EXERCISE BRIEF:
Pick out all lines in the listing holding the string "JSON" and copy them.

START RAW RECORDS

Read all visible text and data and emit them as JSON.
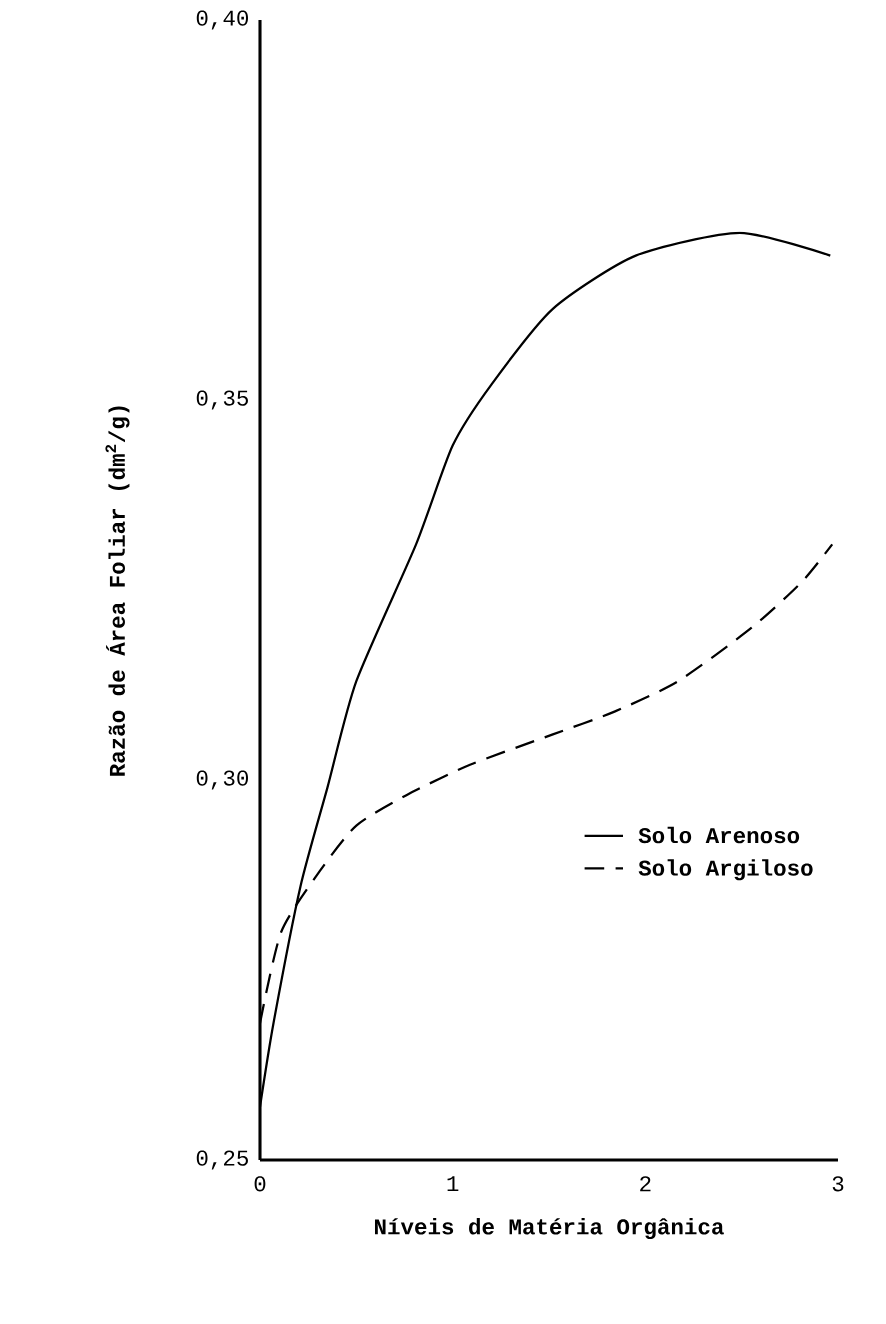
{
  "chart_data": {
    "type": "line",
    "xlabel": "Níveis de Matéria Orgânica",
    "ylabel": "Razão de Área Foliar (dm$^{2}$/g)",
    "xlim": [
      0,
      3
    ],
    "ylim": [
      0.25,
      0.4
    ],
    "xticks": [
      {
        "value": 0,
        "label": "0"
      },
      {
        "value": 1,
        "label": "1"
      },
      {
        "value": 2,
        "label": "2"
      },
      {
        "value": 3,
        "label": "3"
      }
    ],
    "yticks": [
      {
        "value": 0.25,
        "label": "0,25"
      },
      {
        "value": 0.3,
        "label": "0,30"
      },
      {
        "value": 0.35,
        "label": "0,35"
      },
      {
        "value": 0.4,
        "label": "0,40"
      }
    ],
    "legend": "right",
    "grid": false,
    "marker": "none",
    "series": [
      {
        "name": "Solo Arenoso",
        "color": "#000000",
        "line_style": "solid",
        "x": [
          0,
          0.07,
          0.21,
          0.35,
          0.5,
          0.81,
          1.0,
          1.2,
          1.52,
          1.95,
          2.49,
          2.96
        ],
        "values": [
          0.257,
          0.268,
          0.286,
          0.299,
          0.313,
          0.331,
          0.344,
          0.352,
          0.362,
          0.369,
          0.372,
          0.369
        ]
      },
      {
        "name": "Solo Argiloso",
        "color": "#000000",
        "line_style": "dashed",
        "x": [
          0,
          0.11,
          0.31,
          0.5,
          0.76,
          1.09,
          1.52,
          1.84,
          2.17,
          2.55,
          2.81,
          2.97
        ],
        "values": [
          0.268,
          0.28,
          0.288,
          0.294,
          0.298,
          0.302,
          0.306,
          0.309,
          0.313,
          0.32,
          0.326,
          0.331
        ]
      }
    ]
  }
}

END RAW RECORDS
START RAW RECORDS

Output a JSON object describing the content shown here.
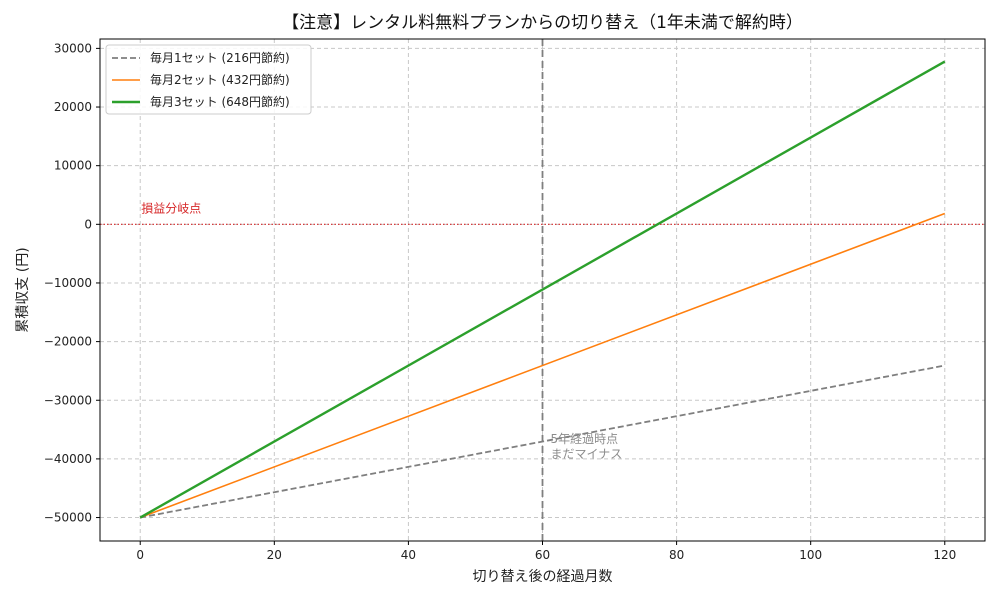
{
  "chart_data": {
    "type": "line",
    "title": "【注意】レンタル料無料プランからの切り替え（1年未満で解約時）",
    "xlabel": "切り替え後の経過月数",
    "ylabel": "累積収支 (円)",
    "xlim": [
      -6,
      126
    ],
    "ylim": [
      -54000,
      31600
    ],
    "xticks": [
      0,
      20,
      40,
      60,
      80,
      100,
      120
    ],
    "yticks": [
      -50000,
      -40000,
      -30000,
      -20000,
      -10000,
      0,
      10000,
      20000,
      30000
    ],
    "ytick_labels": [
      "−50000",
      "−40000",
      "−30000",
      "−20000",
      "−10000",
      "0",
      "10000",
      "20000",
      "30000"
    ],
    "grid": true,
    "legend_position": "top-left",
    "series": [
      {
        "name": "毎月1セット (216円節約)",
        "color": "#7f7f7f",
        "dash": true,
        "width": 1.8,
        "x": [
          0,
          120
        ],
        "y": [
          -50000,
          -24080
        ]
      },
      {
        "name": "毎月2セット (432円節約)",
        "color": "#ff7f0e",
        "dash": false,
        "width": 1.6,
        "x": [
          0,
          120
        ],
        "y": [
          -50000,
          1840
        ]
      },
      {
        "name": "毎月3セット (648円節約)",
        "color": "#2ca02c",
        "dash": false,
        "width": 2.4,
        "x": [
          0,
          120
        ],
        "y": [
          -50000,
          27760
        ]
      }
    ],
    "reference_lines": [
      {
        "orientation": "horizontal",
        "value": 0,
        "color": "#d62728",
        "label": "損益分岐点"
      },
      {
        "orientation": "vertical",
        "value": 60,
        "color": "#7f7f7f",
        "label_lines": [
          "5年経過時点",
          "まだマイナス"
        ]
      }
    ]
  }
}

END RAW RECORDS

PROBLEM SOLUTION:
Read all visible text and data and emit them as JSON.
Output a JSON object describing the content shown here.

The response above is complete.